## Collection entries:
== == ==

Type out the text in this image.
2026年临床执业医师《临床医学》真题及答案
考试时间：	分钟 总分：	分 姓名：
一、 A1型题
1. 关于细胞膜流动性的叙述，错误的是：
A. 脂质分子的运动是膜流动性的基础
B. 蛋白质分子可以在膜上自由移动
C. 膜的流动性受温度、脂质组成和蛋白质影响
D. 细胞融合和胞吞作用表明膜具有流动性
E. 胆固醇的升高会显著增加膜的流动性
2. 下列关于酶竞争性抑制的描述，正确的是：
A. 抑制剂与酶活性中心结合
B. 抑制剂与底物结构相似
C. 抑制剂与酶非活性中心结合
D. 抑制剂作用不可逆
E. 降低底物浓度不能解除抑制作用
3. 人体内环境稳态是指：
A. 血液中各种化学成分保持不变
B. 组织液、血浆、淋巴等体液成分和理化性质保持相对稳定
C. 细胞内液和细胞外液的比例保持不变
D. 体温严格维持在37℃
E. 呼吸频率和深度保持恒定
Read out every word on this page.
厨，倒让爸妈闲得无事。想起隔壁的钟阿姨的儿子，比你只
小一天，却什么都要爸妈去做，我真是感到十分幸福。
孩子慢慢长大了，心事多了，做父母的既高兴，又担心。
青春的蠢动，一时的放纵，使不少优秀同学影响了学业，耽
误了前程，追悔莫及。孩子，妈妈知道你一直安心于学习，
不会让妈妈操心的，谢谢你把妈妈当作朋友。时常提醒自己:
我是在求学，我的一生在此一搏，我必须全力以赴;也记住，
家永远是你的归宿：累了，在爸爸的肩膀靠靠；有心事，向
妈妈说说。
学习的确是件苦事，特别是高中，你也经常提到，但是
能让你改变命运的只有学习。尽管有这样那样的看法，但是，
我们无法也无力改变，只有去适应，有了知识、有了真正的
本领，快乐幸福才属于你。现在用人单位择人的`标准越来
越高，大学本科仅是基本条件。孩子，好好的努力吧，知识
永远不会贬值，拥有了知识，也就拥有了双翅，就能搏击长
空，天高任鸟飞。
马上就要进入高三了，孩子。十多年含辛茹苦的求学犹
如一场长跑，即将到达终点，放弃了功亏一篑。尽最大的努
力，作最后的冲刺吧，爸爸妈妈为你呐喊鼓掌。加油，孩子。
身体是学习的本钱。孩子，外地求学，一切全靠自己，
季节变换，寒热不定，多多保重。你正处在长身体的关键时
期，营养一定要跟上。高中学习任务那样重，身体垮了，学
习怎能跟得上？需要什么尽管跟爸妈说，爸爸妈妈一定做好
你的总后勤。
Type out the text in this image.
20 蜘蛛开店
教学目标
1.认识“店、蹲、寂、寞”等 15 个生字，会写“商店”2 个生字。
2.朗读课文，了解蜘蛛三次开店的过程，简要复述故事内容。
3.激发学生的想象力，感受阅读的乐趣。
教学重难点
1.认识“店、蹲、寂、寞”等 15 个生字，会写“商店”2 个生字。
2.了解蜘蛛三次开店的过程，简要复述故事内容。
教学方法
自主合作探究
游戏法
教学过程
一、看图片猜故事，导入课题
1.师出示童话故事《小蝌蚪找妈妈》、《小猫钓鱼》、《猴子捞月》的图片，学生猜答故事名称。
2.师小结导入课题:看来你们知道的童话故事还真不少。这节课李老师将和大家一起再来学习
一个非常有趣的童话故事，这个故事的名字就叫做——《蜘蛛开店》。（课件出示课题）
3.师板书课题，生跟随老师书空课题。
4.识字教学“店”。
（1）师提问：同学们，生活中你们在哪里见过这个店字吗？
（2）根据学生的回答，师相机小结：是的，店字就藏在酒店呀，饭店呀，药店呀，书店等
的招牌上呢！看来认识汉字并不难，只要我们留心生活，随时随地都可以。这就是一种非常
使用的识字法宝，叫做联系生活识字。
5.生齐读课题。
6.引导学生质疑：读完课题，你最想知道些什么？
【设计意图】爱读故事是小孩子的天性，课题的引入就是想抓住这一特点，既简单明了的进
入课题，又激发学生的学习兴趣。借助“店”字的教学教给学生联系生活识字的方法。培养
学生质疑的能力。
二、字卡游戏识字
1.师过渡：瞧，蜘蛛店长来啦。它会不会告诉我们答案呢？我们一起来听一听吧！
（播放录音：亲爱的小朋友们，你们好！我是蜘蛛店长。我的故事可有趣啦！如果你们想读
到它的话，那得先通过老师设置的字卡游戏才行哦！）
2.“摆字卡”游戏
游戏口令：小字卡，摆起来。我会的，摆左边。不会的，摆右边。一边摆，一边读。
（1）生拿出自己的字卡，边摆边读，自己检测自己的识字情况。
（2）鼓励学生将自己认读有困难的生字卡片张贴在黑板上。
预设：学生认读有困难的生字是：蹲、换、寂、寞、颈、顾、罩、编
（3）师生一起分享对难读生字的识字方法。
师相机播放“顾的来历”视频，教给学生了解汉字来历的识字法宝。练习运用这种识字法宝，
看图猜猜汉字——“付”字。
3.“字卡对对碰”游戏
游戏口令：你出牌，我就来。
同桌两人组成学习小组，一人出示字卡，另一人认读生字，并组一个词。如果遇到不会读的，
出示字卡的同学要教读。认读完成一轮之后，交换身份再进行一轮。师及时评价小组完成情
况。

== == ==

## Set task:
Go through the material above and count the lines that contain "简要复述故事内容"; answer with the number alone.

## Expected answer:
2